# The problem
Copy out the records in full, word for word, without pictures.
----- Available data -----
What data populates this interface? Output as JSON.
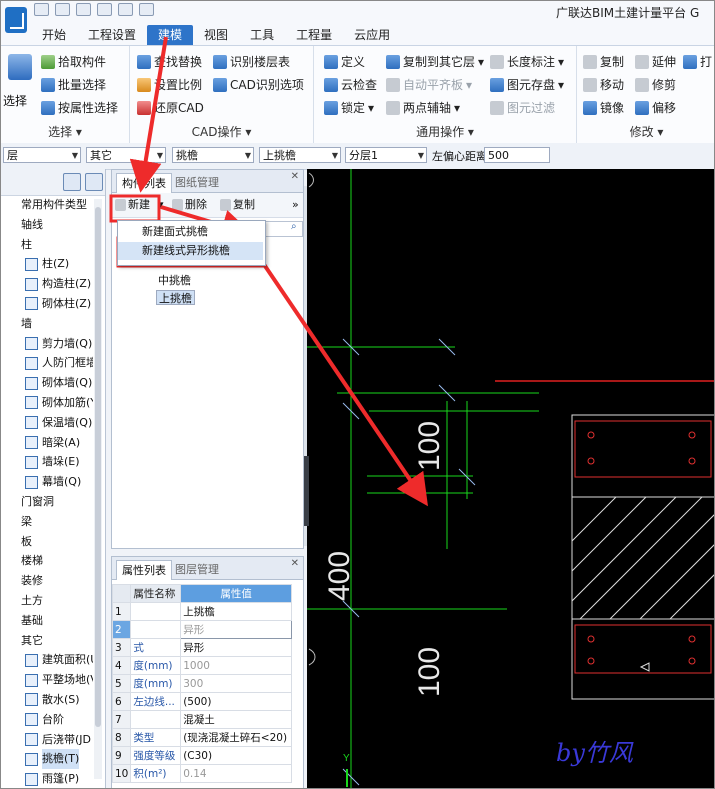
{
  "app": {
    "title": "广联达BIM土建计量平台 G"
  },
  "menu": {
    "items": [
      "开始",
      "工程设置",
      "建模",
      "视图",
      "工具",
      "工程量",
      "云应用"
    ],
    "active_index": 2
  },
  "ribbon": {
    "select_group": {
      "title": "选择",
      "big_button": "选择",
      "items": [
        "拾取构件",
        "批量选择",
        "按属性选择"
      ]
    },
    "cad_group": {
      "title": "CAD操作",
      "items": [
        "查找替换",
        "识别楼层表",
        "设置比例",
        "CAD识别选项",
        "还原CAD"
      ]
    },
    "common_group": {
      "title": "通用操作",
      "items": [
        "定义",
        "复制到其它层",
        "长度标注",
        "云检查",
        "自动平齐板",
        "图元存盘",
        "锁定",
        "两点辅轴",
        "图元过滤"
      ]
    },
    "modify_group": {
      "title": "修改",
      "items": [
        "复制",
        "延伸",
        "打",
        "移动",
        "修剪",
        "镜像",
        "偏移"
      ]
    }
  },
  "propbar": {
    "floor": "层",
    "category": "其它",
    "type": "挑檐",
    "component": "上挑檐",
    "layer": "分层1",
    "offset_label": "左偏心距离:",
    "offset_value": "500"
  },
  "nav": {
    "items": [
      {
        "label": "常用构件类型",
        "kind": "cat"
      },
      {
        "label": "轴线",
        "kind": "cat"
      },
      {
        "label": "柱",
        "kind": "cat"
      },
      {
        "label": "柱(Z)",
        "kind": "sub"
      },
      {
        "label": "构造柱(Z)",
        "kind": "sub"
      },
      {
        "label": "砌体柱(Z)",
        "kind": "sub"
      },
      {
        "label": "墙",
        "kind": "cat"
      },
      {
        "label": "剪力墙(Q)",
        "kind": "sub"
      },
      {
        "label": "人防门框墙",
        "kind": "sub"
      },
      {
        "label": "砌体墙(Q)",
        "kind": "sub"
      },
      {
        "label": "砌体加筋(Y",
        "kind": "sub"
      },
      {
        "label": "保温墙(Q)",
        "kind": "sub"
      },
      {
        "label": "暗梁(A)",
        "kind": "sub"
      },
      {
        "label": "墙垛(E)",
        "kind": "sub"
      },
      {
        "label": "幕墙(Q)",
        "kind": "sub"
      },
      {
        "label": "门窗洞",
        "kind": "cat"
      },
      {
        "label": "梁",
        "kind": "cat"
      },
      {
        "label": "板",
        "kind": "cat"
      },
      {
        "label": "楼梯",
        "kind": "cat"
      },
      {
        "label": "装修",
        "kind": "cat"
      },
      {
        "label": "土方",
        "kind": "cat"
      },
      {
        "label": "基础",
        "kind": "cat"
      },
      {
        "label": "其它",
        "kind": "cat"
      },
      {
        "label": "建筑面积(U",
        "kind": "sub"
      },
      {
        "label": "平整场地(V",
        "kind": "sub"
      },
      {
        "label": "散水(S)",
        "kind": "sub"
      },
      {
        "label": "台阶",
        "kind": "sub"
      },
      {
        "label": "后浇带(JD",
        "kind": "sub"
      },
      {
        "label": "挑檐(T)",
        "kind": "sub",
        "selected": true
      },
      {
        "label": "雨篷(P)",
        "kind": "sub"
      }
    ]
  },
  "component_panel": {
    "tabs": [
      "构件列表",
      "图纸管理"
    ],
    "new_button": "新建",
    "delete_button": "删除",
    "copy_button": "复制",
    "dropdown": [
      "新建面式挑檐",
      "新建线式异形挑檐"
    ],
    "tree": [
      "中挑檐",
      "上挑檐"
    ]
  },
  "property_panel": {
    "tabs": [
      "属性列表",
      "图层管理"
    ],
    "header": [
      "属性名称",
      "属性值"
    ],
    "rows": [
      {
        "n": "1",
        "k": "",
        "v": "上挑檐",
        "gray": false
      },
      {
        "n": "2",
        "k": "",
        "v": "异形",
        "gray": true
      },
      {
        "n": "3",
        "k": "式",
        "v": "异形",
        "gray": false
      },
      {
        "n": "4",
        "k": "度(mm)",
        "v": "1000",
        "gray": true
      },
      {
        "n": "5",
        "k": "度(mm)",
        "v": "300",
        "gray": true
      },
      {
        "n": "6",
        "k": "左边线...",
        "v": "(500)",
        "gray": false
      },
      {
        "n": "7",
        "k": "",
        "v": "混凝土",
        "gray": false
      },
      {
        "n": "8",
        "k": "类型",
        "v": "(现浇混凝土碎石<20)",
        "gray": false
      },
      {
        "n": "9",
        "k": "强度等级",
        "v": "(C30)",
        "gray": false
      },
      {
        "n": "10",
        "k": "积(m²)",
        "v": "0.14",
        "gray": true
      }
    ]
  },
  "cad": {
    "dim_labels": [
      "100",
      "400",
      "100"
    ],
    "watermark": "by竹风"
  },
  "colors": {
    "accent": "#2e74c9",
    "annotation_red": "#ee2b2b",
    "cad_green": "#19d81c",
    "cad_bg": "#000000"
  }
}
-----
# Answer to this problem
What data populates this interface? Output as JSON.
{
  "app": {
    "title": "广联达BIM土建计量平台 G"
  },
  "menu": {
    "items": [
      "开始",
      "工程设置",
      "建模",
      "视图",
      "工具",
      "工程量",
      "云应用"
    ],
    "active_index": 2
  },
  "ribbon": {
    "select_group": {
      "title": "选择",
      "big_button": "选择",
      "items": [
        "拾取构件",
        "批量选择",
        "按属性选择"
      ]
    },
    "cad_group": {
      "title": "CAD操作",
      "items": [
        "查找替换",
        "识别楼层表",
        "设置比例",
        "CAD识别选项",
        "还原CAD"
      ]
    },
    "common_group": {
      "title": "通用操作",
      "items": [
        "定义",
        "复制到其它层",
        "长度标注",
        "云检查",
        "自动平齐板",
        "图元存盘",
        "锁定",
        "两点辅轴",
        "图元过滤"
      ]
    },
    "modify_group": {
      "title": "修改",
      "items": [
        "复制",
        "延伸",
        "打",
        "移动",
        "修剪",
        "镜像",
        "偏移"
      ]
    }
  },
  "propbar": {
    "floor": "层",
    "category": "其它",
    "type": "挑檐",
    "component": "上挑檐",
    "layer": "分层1",
    "offset_label": "左偏心距离:",
    "offset_value": "500"
  },
  "nav": {
    "items": [
      {
        "label": "常用构件类型",
        "kind": "cat"
      },
      {
        "label": "轴线",
        "kind": "cat"
      },
      {
        "label": "柱",
        "kind": "cat"
      },
      {
        "label": "柱(Z)",
        "kind": "sub"
      },
      {
        "label": "构造柱(Z)",
        "kind": "sub"
      },
      {
        "label": "砌体柱(Z)",
        "kind": "sub"
      },
      {
        "label": "墙",
        "kind": "cat"
      },
      {
        "label": "剪力墙(Q)",
        "kind": "sub"
      },
      {
        "label": "人防门框墙",
        "kind": "sub"
      },
      {
        "label": "砌体墙(Q)",
        "kind": "sub"
      },
      {
        "label": "砌体加筋(Y",
        "kind": "sub"
      },
      {
        "label": "保温墙(Q)",
        "kind": "sub"
      },
      {
        "label": "暗梁(A)",
        "kind": "sub"
      },
      {
        "label": "墙垛(E)",
        "kind": "sub"
      },
      {
        "label": "幕墙(Q)",
        "kind": "sub"
      },
      {
        "label": "门窗洞",
        "kind": "cat"
      },
      {
        "label": "梁",
        "kind": "cat"
      },
      {
        "label": "板",
        "kind": "cat"
      },
      {
        "label": "楼梯",
        "kind": "cat"
      },
      {
        "label": "装修",
        "kind": "cat"
      },
      {
        "label": "土方",
        "kind": "cat"
      },
      {
        "label": "基础",
        "kind": "cat"
      },
      {
        "label": "其它",
        "kind": "cat"
      },
      {
        "label": "建筑面积(U",
        "kind": "sub"
      },
      {
        "label": "平整场地(V",
        "kind": "sub"
      },
      {
        "label": "散水(S)",
        "kind": "sub"
      },
      {
        "label": "台阶",
        "kind": "sub"
      },
      {
        "label": "后浇带(JD",
        "kind": "sub"
      },
      {
        "label": "挑檐(T)",
        "kind": "sub",
        "selected": true
      },
      {
        "label": "雨篷(P)",
        "kind": "sub"
      }
    ]
  },
  "component_panel": {
    "tabs": [
      "构件列表",
      "图纸管理"
    ],
    "new_button": "新建",
    "delete_button": "删除",
    "copy_button": "复制",
    "dropdown": [
      "新建面式挑檐",
      "新建线式异形挑檐"
    ],
    "tree": [
      "中挑檐",
      "上挑檐"
    ]
  },
  "property_panel": {
    "tabs": [
      "属性列表",
      "图层管理"
    ],
    "header": [
      "属性名称",
      "属性值"
    ],
    "rows": [
      {
        "n": "1",
        "k": "",
        "v": "上挑檐",
        "gray": false
      },
      {
        "n": "2",
        "k": "",
        "v": "异形",
        "gray": true
      },
      {
        "n": "3",
        "k": "式",
        "v": "异形",
        "gray": false
      },
      {
        "n": "4",
        "k": "度(mm)",
        "v": "1000",
        "gray": true
      },
      {
        "n": "5",
        "k": "度(mm)",
        "v": "300",
        "gray": true
      },
      {
        "n": "6",
        "k": "左边线...",
        "v": "(500)",
        "gray": false
      },
      {
        "n": "7",
        "k": "",
        "v": "混凝土",
        "gray": false
      },
      {
        "n": "8",
        "k": "类型",
        "v": "(现浇混凝土碎石<20)",
        "gray": false
      },
      {
        "n": "9",
        "k": "强度等级",
        "v": "(C30)",
        "gray": false
      },
      {
        "n": "10",
        "k": "积(m²)",
        "v": "0.14",
        "gray": true
      }
    ]
  },
  "cad": {
    "dim_labels": [
      "100",
      "400",
      "100"
    ],
    "watermark": "by竹风"
  },
  "colors": {
    "accent": "#2e74c9",
    "annotation_red": "#ee2b2b",
    "cad_green": "#19d81c",
    "cad_bg": "#000000"
  }
}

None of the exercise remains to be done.